» **TASK INSTRUCTIONS**
Look at the entries below and reproduce them exactly.

» **Part of a data file**

========================

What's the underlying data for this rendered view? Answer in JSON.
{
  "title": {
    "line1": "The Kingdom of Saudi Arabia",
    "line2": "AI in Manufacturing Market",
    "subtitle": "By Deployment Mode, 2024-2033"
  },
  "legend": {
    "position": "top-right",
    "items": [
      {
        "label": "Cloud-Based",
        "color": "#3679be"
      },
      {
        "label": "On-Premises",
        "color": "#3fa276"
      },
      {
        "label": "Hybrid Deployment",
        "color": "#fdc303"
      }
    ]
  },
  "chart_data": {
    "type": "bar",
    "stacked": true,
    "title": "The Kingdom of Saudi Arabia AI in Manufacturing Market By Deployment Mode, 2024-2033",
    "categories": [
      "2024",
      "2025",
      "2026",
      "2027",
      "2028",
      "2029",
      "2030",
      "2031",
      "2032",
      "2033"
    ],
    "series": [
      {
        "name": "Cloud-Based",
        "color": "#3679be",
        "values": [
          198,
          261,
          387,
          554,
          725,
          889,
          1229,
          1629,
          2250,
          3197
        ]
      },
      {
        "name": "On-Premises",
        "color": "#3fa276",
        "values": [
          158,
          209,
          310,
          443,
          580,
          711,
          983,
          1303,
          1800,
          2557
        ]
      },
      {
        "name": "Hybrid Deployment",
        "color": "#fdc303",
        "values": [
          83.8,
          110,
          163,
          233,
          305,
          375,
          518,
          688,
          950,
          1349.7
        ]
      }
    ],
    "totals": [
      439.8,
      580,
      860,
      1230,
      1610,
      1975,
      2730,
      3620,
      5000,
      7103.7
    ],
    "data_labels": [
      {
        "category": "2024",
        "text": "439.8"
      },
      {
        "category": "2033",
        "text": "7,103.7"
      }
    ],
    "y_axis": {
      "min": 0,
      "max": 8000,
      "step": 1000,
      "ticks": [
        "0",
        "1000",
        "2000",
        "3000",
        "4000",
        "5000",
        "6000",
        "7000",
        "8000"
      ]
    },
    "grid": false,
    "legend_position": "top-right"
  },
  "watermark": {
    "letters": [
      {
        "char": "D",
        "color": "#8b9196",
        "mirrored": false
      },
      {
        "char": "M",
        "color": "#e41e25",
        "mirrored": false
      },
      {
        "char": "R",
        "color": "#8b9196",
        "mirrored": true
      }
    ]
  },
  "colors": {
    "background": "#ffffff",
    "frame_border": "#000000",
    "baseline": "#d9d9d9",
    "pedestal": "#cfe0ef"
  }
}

========================

» **SOLUTION**
What's the underlying data for this rendered view? Answer in JSON.
{
  "title": {
    "line1": "The Kingdom of Saudi Arabia",
    "line2": "AI in Manufacturing Market",
    "subtitle": "By Deployment Mode, 2024-2033"
  },
  "legend": {
    "position": "top-right",
    "items": [
      {
        "label": "Cloud-Based",
        "color": "#3679be"
      },
      {
        "label": "On-Premises",
        "color": "#3fa276"
      },
      {
        "label": "Hybrid Deployment",
        "color": "#fdc303"
      }
    ]
  },
  "chart_data": {
    "type": "bar",
    "stacked": true,
    "title": "The Kingdom of Saudi Arabia AI in Manufacturing Market By Deployment Mode, 2024-2033",
    "categories": [
      "2024",
      "2025",
      "2026",
      "2027",
      "2028",
      "2029",
      "2030",
      "2031",
      "2032",
      "2033"
    ],
    "series": [
      {
        "name": "Cloud-Based",
        "color": "#3679be",
        "values": [
          198,
          261,
          387,
          554,
          725,
          889,
          1229,
          1629,
          2250,
          3197
        ]
      },
      {
        "name": "On-Premises",
        "color": "#3fa276",
        "values": [
          158,
          209,
          310,
          443,
          580,
          711,
          983,
          1303,
          1800,
          2557
        ]
      },
      {
        "name": "Hybrid Deployment",
        "color": "#fdc303",
        "values": [
          83.8,
          110,
          163,
          233,
          305,
          375,
          518,
          688,
          950,
          1349.7
        ]
      }
    ],
    "totals": [
      439.8,
      580,
      860,
      1230,
      1610,
      1975,
      2730,
      3620,
      5000,
      7103.7
    ],
    "data_labels": [
      {
        "category": "2024",
        "text": "439.8"
      },
      {
        "category": "2033",
        "text": "7,103.7"
      }
    ],
    "y_axis": {
      "min": 0,
      "max": 8000,
      "step": 1000,
      "ticks": [
        "0",
        "1000",
        "2000",
        "3000",
        "4000",
        "5000",
        "6000",
        "7000",
        "8000"
      ]
    },
    "grid": false,
    "legend_position": "top-right"
  },
  "watermark": {
    "letters": [
      {
        "char": "D",
        "color": "#8b9196",
        "mirrored": false
      },
      {
        "char": "M",
        "color": "#e41e25",
        "mirrored": false
      },
      {
        "char": "R",
        "color": "#8b9196",
        "mirrored": true
      }
    ]
  },
  "colors": {
    "background": "#ffffff",
    "frame_border": "#000000",
    "baseline": "#d9d9d9",
    "pedestal": "#cfe0ef"
  }
}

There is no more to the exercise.